**What this task involves:** Pull out every line in the data that has the string "Global" in it.

**Records for this exercise:**
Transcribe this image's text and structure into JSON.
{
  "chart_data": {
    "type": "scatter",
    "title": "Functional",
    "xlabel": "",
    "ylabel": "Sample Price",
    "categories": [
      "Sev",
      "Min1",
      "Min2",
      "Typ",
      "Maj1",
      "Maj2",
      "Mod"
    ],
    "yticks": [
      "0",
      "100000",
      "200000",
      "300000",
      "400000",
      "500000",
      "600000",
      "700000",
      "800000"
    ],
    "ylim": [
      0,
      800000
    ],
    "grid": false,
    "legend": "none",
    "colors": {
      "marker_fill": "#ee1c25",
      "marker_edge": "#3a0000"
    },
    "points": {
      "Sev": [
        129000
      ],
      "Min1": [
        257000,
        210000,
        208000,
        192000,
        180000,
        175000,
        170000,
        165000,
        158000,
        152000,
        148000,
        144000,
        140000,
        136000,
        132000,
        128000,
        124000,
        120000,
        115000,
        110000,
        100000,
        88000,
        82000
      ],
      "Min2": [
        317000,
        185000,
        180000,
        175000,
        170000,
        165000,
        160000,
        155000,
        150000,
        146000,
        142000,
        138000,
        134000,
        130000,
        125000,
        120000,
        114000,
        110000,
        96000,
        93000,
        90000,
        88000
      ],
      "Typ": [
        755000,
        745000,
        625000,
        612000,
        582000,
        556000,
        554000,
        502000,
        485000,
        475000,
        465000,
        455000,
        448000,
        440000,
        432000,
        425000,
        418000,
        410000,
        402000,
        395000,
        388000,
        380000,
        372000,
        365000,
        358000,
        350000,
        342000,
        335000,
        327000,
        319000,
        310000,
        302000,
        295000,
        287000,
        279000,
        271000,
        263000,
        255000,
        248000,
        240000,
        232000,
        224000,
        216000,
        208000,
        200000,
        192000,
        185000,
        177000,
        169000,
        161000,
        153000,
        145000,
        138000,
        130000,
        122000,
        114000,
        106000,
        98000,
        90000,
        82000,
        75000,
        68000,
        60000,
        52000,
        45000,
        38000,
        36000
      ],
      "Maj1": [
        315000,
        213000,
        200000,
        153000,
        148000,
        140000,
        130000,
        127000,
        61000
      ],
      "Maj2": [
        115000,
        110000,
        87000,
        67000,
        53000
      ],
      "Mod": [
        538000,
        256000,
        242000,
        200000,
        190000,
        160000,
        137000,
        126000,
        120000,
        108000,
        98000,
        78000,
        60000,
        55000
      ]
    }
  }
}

--

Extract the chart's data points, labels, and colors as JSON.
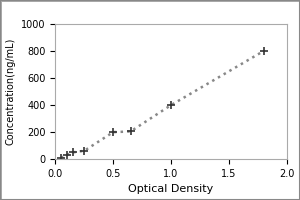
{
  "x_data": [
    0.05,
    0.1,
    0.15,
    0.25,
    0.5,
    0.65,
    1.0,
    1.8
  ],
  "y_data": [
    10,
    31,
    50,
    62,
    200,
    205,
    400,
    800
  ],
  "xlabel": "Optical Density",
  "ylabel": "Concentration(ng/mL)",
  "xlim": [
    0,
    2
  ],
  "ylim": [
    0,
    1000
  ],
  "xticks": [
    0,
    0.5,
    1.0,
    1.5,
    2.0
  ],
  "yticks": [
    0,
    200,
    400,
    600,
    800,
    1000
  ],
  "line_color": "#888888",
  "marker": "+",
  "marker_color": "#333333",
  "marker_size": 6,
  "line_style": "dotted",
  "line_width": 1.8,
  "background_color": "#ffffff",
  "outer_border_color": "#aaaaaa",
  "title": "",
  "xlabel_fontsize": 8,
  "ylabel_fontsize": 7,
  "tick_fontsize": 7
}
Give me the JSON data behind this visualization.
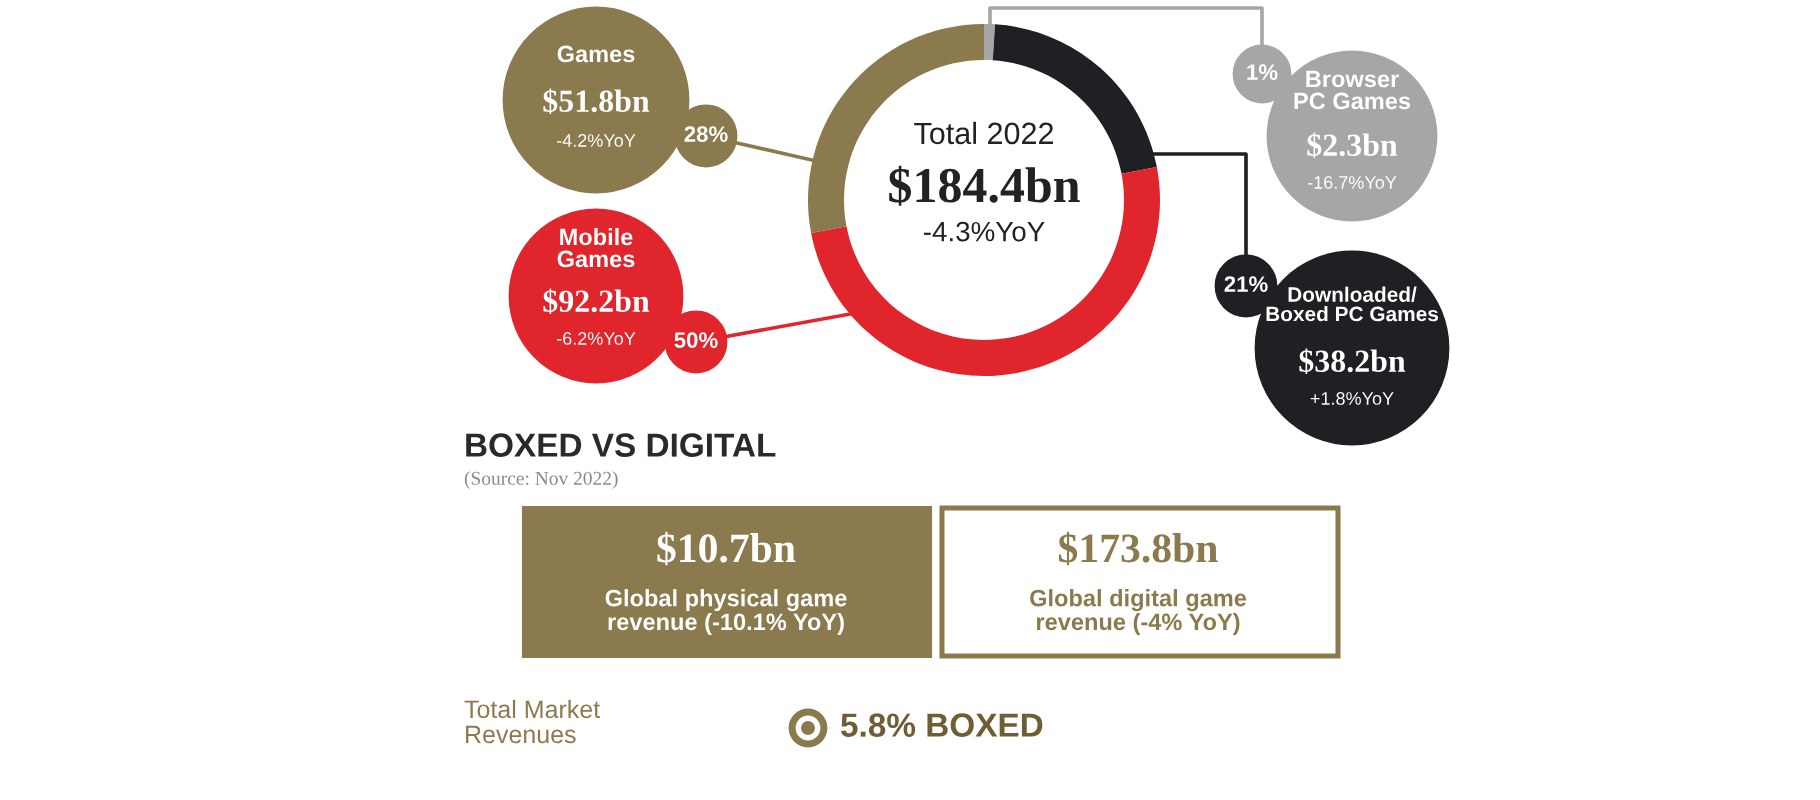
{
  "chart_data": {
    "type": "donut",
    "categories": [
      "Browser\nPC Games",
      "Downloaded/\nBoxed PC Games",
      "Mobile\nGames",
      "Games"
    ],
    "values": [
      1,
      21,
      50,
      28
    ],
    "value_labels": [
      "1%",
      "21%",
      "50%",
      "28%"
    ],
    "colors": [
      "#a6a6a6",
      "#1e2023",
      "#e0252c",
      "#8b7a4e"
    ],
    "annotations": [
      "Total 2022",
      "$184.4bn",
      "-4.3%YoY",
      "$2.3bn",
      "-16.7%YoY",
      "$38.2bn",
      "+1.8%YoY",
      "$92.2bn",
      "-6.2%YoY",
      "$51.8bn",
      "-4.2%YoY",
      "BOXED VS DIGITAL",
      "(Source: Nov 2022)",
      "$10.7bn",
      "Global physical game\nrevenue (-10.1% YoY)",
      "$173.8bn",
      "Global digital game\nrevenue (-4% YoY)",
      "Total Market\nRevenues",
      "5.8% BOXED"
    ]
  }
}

==

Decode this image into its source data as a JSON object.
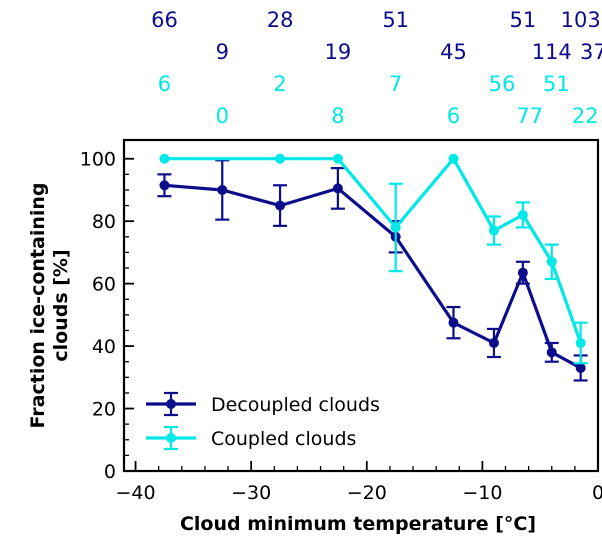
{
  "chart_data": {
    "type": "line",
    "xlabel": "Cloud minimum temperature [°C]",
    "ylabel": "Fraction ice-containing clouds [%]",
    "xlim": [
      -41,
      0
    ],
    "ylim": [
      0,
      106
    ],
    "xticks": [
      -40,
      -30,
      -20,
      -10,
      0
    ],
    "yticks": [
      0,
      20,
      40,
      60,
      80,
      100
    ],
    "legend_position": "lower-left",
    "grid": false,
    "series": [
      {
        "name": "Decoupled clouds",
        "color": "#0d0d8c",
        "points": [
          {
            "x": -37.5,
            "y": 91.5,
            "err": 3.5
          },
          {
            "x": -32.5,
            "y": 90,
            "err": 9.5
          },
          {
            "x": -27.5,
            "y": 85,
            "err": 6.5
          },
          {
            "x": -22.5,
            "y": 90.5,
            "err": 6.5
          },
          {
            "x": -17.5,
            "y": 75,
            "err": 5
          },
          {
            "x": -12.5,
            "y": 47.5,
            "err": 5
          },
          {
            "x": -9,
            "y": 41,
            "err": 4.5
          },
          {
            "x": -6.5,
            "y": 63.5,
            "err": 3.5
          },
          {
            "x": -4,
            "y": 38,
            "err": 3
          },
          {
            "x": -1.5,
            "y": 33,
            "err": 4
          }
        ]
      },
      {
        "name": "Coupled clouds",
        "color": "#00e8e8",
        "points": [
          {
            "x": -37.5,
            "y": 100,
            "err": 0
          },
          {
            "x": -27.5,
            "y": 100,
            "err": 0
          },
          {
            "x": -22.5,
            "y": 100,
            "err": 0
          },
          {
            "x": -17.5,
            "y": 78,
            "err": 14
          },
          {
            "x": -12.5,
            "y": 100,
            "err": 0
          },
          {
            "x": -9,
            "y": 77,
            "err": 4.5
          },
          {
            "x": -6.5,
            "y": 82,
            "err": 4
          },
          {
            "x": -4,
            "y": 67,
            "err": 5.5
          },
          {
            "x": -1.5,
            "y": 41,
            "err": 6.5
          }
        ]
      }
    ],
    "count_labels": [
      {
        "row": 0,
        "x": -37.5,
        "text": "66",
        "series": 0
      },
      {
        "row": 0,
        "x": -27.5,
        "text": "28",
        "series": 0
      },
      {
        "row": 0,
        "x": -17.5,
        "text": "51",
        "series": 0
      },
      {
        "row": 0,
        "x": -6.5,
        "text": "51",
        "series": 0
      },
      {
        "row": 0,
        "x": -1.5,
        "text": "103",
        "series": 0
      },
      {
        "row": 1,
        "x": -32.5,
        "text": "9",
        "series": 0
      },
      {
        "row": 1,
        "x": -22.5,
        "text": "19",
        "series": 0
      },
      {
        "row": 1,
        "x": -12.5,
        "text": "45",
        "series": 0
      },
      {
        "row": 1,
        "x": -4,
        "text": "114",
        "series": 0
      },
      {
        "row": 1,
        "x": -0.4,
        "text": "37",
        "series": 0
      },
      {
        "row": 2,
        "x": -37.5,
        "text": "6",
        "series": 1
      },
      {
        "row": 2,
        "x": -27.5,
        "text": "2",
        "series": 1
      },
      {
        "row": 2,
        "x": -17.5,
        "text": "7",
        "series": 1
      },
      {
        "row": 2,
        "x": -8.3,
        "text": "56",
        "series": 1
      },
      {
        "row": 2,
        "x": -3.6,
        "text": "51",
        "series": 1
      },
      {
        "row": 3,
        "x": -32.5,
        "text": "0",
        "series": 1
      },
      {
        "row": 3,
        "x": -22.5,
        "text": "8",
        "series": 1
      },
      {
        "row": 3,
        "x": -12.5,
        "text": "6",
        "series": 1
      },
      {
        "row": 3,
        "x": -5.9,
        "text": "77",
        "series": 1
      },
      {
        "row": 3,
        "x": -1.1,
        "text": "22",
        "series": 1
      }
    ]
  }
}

**Task answer:**
      "Global physical game\nrevenue (-10.1% YoY)",
      "Global digital game\nrevenue (-4% YoY)",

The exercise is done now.